Rows from a dataset:

_ _ _ _

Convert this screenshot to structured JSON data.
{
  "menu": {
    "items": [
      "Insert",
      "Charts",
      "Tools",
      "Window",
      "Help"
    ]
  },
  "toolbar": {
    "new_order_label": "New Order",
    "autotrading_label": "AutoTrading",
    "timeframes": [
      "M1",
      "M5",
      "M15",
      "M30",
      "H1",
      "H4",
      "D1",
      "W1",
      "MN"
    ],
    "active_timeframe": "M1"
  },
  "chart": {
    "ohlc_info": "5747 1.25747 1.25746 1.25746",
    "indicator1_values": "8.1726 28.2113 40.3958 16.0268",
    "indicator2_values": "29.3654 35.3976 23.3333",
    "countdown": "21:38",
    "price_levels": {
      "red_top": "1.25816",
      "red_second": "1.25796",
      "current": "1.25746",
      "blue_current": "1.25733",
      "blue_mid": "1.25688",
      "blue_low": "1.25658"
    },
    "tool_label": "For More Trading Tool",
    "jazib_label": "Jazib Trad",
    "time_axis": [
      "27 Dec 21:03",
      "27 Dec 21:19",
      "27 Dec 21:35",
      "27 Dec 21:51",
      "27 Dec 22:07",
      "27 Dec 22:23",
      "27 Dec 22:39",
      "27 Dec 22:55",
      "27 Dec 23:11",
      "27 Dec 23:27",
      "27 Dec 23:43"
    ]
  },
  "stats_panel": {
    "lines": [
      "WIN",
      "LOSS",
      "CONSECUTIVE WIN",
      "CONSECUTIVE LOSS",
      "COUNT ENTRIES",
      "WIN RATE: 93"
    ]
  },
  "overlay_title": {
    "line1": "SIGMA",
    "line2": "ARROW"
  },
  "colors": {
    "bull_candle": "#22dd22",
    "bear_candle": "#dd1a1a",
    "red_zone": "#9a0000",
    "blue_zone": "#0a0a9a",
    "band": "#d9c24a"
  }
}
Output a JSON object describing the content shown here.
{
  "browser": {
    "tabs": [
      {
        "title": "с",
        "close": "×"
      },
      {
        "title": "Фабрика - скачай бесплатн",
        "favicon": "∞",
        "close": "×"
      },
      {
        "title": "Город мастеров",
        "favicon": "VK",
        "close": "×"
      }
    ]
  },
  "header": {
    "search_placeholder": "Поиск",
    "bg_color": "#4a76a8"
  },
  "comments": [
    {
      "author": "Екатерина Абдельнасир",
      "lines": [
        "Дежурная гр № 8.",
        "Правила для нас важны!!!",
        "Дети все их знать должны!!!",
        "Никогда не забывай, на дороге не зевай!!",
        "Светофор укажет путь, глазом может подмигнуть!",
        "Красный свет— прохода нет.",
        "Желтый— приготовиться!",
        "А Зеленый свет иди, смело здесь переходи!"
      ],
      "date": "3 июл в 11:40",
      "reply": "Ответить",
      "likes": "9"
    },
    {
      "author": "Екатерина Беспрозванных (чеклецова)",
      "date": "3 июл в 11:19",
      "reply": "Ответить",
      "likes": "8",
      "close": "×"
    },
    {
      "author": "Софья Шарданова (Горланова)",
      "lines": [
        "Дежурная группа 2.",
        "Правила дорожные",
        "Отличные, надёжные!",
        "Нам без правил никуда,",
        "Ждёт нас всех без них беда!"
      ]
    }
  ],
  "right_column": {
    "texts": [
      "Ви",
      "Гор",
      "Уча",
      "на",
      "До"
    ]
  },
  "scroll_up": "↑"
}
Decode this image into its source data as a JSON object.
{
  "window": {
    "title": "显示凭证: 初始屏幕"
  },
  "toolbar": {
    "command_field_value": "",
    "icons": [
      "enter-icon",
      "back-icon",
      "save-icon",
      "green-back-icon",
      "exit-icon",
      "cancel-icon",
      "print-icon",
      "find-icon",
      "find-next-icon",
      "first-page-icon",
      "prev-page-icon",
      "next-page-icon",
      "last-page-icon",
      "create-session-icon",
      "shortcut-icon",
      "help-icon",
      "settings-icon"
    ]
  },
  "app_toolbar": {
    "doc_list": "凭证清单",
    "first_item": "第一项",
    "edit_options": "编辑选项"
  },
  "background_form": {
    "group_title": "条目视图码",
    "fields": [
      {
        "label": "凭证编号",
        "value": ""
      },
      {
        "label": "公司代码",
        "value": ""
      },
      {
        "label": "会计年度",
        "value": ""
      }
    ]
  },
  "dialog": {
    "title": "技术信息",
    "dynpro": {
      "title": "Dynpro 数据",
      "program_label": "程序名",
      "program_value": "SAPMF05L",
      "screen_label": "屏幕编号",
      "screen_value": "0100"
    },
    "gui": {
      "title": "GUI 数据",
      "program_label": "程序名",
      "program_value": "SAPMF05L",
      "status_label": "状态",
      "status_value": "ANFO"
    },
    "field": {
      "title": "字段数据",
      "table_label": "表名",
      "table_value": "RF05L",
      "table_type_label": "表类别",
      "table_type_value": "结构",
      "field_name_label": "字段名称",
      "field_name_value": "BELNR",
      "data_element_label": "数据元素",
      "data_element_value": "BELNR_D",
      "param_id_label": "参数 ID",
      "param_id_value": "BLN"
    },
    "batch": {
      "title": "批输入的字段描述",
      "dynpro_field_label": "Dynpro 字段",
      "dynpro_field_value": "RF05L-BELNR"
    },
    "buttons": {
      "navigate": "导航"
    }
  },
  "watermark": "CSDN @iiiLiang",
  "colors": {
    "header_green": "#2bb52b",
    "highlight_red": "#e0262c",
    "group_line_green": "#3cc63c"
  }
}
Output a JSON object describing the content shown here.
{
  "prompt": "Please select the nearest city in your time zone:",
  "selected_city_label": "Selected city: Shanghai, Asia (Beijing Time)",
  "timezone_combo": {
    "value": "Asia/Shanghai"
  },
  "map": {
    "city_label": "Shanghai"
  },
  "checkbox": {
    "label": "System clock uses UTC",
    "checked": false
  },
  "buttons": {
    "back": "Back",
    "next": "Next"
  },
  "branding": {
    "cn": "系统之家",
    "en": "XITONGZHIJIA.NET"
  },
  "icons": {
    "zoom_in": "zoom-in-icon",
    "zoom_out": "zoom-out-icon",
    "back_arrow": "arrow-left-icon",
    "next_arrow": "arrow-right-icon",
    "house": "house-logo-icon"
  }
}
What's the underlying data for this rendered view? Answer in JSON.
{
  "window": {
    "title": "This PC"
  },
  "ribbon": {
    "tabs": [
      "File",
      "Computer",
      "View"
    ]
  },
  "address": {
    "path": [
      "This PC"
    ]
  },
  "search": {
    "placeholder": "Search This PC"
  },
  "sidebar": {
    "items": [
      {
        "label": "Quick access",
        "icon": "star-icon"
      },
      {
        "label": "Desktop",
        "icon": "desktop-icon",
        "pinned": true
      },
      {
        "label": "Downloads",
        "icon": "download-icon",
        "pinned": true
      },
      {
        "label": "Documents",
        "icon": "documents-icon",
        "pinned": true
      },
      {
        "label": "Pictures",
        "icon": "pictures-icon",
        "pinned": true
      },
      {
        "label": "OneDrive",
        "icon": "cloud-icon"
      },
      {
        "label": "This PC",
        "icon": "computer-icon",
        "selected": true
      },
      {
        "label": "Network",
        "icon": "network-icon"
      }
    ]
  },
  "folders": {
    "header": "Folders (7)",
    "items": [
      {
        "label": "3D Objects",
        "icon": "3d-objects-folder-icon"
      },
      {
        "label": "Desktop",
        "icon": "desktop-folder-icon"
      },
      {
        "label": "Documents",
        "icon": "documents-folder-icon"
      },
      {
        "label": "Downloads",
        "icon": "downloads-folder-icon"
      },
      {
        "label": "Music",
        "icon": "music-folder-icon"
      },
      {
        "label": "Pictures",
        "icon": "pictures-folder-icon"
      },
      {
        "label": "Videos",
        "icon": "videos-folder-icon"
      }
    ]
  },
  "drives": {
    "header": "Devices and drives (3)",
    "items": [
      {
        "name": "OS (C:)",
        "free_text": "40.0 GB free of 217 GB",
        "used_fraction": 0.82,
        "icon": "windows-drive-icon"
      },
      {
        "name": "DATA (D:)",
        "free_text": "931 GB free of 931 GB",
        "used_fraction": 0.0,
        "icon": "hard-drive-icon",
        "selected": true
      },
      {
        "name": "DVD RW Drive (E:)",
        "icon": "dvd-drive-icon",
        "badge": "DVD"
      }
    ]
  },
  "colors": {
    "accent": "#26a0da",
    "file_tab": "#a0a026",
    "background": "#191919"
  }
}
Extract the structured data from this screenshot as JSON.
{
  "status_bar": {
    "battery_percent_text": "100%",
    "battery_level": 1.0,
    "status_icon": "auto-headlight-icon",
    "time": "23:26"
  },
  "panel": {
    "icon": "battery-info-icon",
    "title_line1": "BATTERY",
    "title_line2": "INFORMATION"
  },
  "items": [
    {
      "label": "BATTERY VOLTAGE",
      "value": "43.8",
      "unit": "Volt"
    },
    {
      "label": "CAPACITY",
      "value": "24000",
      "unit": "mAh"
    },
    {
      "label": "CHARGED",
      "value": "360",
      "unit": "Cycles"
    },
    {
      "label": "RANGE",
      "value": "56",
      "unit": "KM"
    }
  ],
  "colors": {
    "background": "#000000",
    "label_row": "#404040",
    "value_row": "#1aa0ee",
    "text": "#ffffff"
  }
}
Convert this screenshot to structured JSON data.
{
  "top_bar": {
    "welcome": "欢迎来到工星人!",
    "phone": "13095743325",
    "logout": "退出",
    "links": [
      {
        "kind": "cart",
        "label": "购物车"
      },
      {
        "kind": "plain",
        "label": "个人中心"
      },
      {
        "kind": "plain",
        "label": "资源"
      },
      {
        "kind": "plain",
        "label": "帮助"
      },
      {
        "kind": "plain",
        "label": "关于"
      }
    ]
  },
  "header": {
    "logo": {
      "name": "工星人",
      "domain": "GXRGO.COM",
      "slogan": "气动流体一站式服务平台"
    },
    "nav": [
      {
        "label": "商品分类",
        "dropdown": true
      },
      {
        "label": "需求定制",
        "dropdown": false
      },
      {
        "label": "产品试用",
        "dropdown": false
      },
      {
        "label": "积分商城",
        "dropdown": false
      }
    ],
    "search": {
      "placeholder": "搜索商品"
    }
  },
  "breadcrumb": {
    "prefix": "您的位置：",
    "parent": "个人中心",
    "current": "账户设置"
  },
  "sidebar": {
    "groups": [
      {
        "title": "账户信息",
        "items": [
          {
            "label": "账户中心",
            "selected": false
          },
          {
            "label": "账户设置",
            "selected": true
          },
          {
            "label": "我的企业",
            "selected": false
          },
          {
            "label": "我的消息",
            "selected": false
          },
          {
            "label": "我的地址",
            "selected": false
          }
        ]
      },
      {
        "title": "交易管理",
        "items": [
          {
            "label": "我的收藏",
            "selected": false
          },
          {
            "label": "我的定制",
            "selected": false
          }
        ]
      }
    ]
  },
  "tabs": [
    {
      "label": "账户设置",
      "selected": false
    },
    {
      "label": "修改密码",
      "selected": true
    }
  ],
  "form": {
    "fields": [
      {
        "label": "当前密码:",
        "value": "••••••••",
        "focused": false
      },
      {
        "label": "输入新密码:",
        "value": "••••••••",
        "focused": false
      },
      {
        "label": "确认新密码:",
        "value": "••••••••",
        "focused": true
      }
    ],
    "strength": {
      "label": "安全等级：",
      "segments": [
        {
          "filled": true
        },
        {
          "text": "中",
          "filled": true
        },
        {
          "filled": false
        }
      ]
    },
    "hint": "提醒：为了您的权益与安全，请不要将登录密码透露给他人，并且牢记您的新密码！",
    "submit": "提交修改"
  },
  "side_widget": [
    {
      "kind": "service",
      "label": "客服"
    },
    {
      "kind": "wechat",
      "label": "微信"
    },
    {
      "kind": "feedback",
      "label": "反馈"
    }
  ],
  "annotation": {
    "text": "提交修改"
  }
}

_ _ _ _

# EXERCISE DIRECTIONS:
Look through the listing and extract every line with "Asia" in it.

# FINISHED TASK:
  "selected_city_label": "Selected city: Shanghai, Asia (Beijing Time)",
    "value": "Asia/Shanghai"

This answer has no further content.